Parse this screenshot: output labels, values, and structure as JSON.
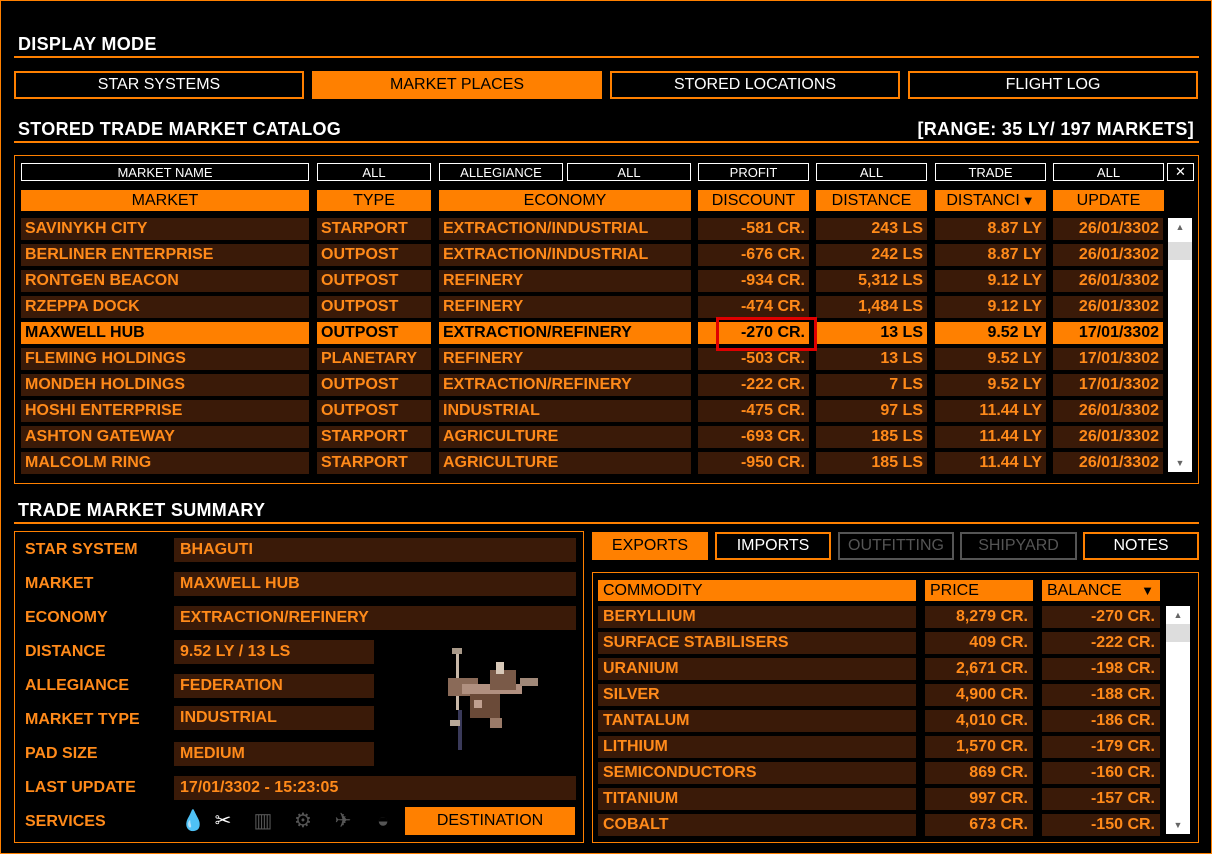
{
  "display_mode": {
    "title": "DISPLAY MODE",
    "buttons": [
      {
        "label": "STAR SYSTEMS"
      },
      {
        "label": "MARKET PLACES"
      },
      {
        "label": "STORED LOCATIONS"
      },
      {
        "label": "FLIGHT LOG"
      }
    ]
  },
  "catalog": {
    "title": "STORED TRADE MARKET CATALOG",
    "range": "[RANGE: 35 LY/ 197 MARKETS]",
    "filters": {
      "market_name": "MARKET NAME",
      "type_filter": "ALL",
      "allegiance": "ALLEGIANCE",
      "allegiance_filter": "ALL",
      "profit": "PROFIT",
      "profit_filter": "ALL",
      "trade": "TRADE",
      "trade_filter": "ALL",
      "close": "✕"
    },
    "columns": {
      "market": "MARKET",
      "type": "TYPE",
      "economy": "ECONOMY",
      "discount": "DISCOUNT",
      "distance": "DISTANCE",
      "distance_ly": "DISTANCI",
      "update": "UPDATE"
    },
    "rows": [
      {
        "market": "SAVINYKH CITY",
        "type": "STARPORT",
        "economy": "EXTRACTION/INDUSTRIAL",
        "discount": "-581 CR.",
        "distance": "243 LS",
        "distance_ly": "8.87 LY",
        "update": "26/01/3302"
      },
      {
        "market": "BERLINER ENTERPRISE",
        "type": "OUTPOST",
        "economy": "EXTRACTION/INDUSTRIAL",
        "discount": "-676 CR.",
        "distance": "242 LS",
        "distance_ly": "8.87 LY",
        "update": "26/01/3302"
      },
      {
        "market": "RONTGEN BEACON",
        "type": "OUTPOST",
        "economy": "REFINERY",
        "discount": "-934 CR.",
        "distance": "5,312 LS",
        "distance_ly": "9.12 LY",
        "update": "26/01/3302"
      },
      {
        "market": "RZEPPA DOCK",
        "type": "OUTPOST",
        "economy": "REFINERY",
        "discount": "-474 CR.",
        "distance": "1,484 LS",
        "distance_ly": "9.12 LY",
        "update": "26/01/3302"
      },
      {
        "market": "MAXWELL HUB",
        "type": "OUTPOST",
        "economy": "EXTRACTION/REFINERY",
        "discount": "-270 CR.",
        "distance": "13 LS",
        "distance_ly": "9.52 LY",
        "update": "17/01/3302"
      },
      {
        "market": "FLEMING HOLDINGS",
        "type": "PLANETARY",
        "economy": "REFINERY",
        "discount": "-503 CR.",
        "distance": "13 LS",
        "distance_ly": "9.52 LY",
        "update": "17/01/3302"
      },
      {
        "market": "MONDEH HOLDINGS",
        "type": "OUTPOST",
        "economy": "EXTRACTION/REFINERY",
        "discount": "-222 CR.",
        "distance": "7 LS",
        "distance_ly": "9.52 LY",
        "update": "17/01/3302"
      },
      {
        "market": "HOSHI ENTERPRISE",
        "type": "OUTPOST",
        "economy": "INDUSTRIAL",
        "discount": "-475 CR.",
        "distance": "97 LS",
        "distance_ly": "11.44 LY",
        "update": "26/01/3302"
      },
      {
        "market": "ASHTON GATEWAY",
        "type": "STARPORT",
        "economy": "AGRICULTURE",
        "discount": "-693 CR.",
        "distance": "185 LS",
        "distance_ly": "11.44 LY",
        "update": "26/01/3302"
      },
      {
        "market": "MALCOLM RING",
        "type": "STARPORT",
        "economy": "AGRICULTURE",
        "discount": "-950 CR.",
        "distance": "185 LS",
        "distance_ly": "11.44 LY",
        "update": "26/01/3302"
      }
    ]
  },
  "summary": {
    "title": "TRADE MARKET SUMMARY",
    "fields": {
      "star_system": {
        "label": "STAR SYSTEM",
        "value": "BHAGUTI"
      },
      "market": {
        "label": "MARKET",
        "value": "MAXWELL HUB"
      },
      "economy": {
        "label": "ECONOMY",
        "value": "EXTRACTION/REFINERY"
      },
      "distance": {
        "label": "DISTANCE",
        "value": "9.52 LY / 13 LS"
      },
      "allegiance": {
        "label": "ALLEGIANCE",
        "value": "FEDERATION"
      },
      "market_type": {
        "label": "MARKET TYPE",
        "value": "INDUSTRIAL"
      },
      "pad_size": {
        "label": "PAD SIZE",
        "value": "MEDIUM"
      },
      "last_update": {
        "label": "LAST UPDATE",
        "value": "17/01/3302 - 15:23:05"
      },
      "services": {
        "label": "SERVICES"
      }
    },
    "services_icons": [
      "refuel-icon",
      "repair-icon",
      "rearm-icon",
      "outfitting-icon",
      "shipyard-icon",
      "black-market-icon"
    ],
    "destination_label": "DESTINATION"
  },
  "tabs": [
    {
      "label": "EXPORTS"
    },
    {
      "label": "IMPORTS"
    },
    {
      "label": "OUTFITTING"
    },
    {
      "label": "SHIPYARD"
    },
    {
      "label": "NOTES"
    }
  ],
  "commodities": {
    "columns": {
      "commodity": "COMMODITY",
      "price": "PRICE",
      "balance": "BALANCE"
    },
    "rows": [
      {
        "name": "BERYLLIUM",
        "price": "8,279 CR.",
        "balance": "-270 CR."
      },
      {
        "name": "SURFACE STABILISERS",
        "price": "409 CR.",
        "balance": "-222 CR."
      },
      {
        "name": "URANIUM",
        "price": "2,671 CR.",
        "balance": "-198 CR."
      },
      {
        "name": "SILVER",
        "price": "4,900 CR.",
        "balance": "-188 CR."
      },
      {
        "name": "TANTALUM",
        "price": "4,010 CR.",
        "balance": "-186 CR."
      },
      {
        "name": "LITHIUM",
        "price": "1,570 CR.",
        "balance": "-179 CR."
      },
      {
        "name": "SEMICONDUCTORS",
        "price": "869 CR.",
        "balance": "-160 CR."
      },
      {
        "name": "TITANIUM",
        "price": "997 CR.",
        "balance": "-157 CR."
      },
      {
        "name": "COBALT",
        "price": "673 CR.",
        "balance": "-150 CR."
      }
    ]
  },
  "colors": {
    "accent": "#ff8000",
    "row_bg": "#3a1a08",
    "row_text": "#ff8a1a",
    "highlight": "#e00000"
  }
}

+++

*EXERCISE BRIEF:* Take the listing and print it again exactly, but without any pictures.

*TASK SOLUTION:*
Parse this screenshot: output labels, values, and structure as JSON.
{
  "display_mode": {
    "title": "DISPLAY MODE",
    "buttons": [
      {
        "label": "STAR SYSTEMS"
      },
      {
        "label": "MARKET PLACES"
      },
      {
        "label": "STORED LOCATIONS"
      },
      {
        "label": "FLIGHT LOG"
      }
    ]
  },
  "catalog": {
    "title": "STORED TRADE MARKET CATALOG",
    "range": "[RANGE: 35 LY/ 197 MARKETS]",
    "filters": {
      "market_name": "MARKET NAME",
      "type_filter": "ALL",
      "allegiance": "ALLEGIANCE",
      "allegiance_filter": "ALL",
      "profit": "PROFIT",
      "profit_filter": "ALL",
      "trade": "TRADE",
      "trade_filter": "ALL",
      "close": "✕"
    },
    "columns": {
      "market": "MARKET",
      "type": "TYPE",
      "economy": "ECONOMY",
      "discount": "DISCOUNT",
      "distance": "DISTANCE",
      "distance_ly": "DISTANCI",
      "update": "UPDATE"
    },
    "rows": [
      {
        "market": "SAVINYKH CITY",
        "type": "STARPORT",
        "economy": "EXTRACTION/INDUSTRIAL",
        "discount": "-581 CR.",
        "distance": "243 LS",
        "distance_ly": "8.87 LY",
        "update": "26/01/3302"
      },
      {
        "market": "BERLINER ENTERPRISE",
        "type": "OUTPOST",
        "economy": "EXTRACTION/INDUSTRIAL",
        "discount": "-676 CR.",
        "distance": "242 LS",
        "distance_ly": "8.87 LY",
        "update": "26/01/3302"
      },
      {
        "market": "RONTGEN BEACON",
        "type": "OUTPOST",
        "economy": "REFINERY",
        "discount": "-934 CR.",
        "distance": "5,312 LS",
        "distance_ly": "9.12 LY",
        "update": "26/01/3302"
      },
      {
        "market": "RZEPPA DOCK",
        "type": "OUTPOST",
        "economy": "REFINERY",
        "discount": "-474 CR.",
        "distance": "1,484 LS",
        "distance_ly": "9.12 LY",
        "update": "26/01/3302"
      },
      {
        "market": "MAXWELL HUB",
        "type": "OUTPOST",
        "economy": "EXTRACTION/REFINERY",
        "discount": "-270 CR.",
        "distance": "13 LS",
        "distance_ly": "9.52 LY",
        "update": "17/01/3302"
      },
      {
        "market": "FLEMING HOLDINGS",
        "type": "PLANETARY",
        "economy": "REFINERY",
        "discount": "-503 CR.",
        "distance": "13 LS",
        "distance_ly": "9.52 LY",
        "update": "17/01/3302"
      },
      {
        "market": "MONDEH HOLDINGS",
        "type": "OUTPOST",
        "economy": "EXTRACTION/REFINERY",
        "discount": "-222 CR.",
        "distance": "7 LS",
        "distance_ly": "9.52 LY",
        "update": "17/01/3302"
      },
      {
        "market": "HOSHI ENTERPRISE",
        "type": "OUTPOST",
        "economy": "INDUSTRIAL",
        "discount": "-475 CR.",
        "distance": "97 LS",
        "distance_ly": "11.44 LY",
        "update": "26/01/3302"
      },
      {
        "market": "ASHTON GATEWAY",
        "type": "STARPORT",
        "economy": "AGRICULTURE",
        "discount": "-693 CR.",
        "distance": "185 LS",
        "distance_ly": "11.44 LY",
        "update": "26/01/3302"
      },
      {
        "market": "MALCOLM RING",
        "type": "STARPORT",
        "economy": "AGRICULTURE",
        "discount": "-950 CR.",
        "distance": "185 LS",
        "distance_ly": "11.44 LY",
        "update": "26/01/3302"
      }
    ]
  },
  "summary": {
    "title": "TRADE MARKET SUMMARY",
    "fields": {
      "star_system": {
        "label": "STAR SYSTEM",
        "value": "BHAGUTI"
      },
      "market": {
        "label": "MARKET",
        "value": "MAXWELL HUB"
      },
      "economy": {
        "label": "ECONOMY",
        "value": "EXTRACTION/REFINERY"
      },
      "distance": {
        "label": "DISTANCE",
        "value": "9.52 LY / 13 LS"
      },
      "allegiance": {
        "label": "ALLEGIANCE",
        "value": "FEDERATION"
      },
      "market_type": {
        "label": "MARKET TYPE",
        "value": "INDUSTRIAL"
      },
      "pad_size": {
        "label": "PAD SIZE",
        "value": "MEDIUM"
      },
      "last_update": {
        "label": "LAST UPDATE",
        "value": "17/01/3302 - 15:23:05"
      },
      "services": {
        "label": "SERVICES"
      }
    },
    "services_icons": [
      "refuel-icon",
      "repair-icon",
      "rearm-icon",
      "outfitting-icon",
      "shipyard-icon",
      "black-market-icon"
    ],
    "destination_label": "DESTINATION"
  },
  "tabs": [
    {
      "label": "EXPORTS"
    },
    {
      "label": "IMPORTS"
    },
    {
      "label": "OUTFITTING"
    },
    {
      "label": "SHIPYARD"
    },
    {
      "label": "NOTES"
    }
  ],
  "commodities": {
    "columns": {
      "commodity": "COMMODITY",
      "price": "PRICE",
      "balance": "BALANCE"
    },
    "rows": [
      {
        "name": "BERYLLIUM",
        "price": "8,279 CR.",
        "balance": "-270 CR."
      },
      {
        "name": "SURFACE STABILISERS",
        "price": "409 CR.",
        "balance": "-222 CR."
      },
      {
        "name": "URANIUM",
        "price": "2,671 CR.",
        "balance": "-198 CR."
      },
      {
        "name": "SILVER",
        "price": "4,900 CR.",
        "balance": "-188 CR."
      },
      {
        "name": "TANTALUM",
        "price": "4,010 CR.",
        "balance": "-186 CR."
      },
      {
        "name": "LITHIUM",
        "price": "1,570 CR.",
        "balance": "-179 CR."
      },
      {
        "name": "SEMICONDUCTORS",
        "price": "869 CR.",
        "balance": "-160 CR."
      },
      {
        "name": "TITANIUM",
        "price": "997 CR.",
        "balance": "-157 CR."
      },
      {
        "name": "COBALT",
        "price": "673 CR.",
        "balance": "-150 CR."
      }
    ]
  },
  "colors": {
    "accent": "#ff8000",
    "row_bg": "#3a1a08",
    "row_text": "#ff8a1a",
    "highlight": "#e00000"
  }
}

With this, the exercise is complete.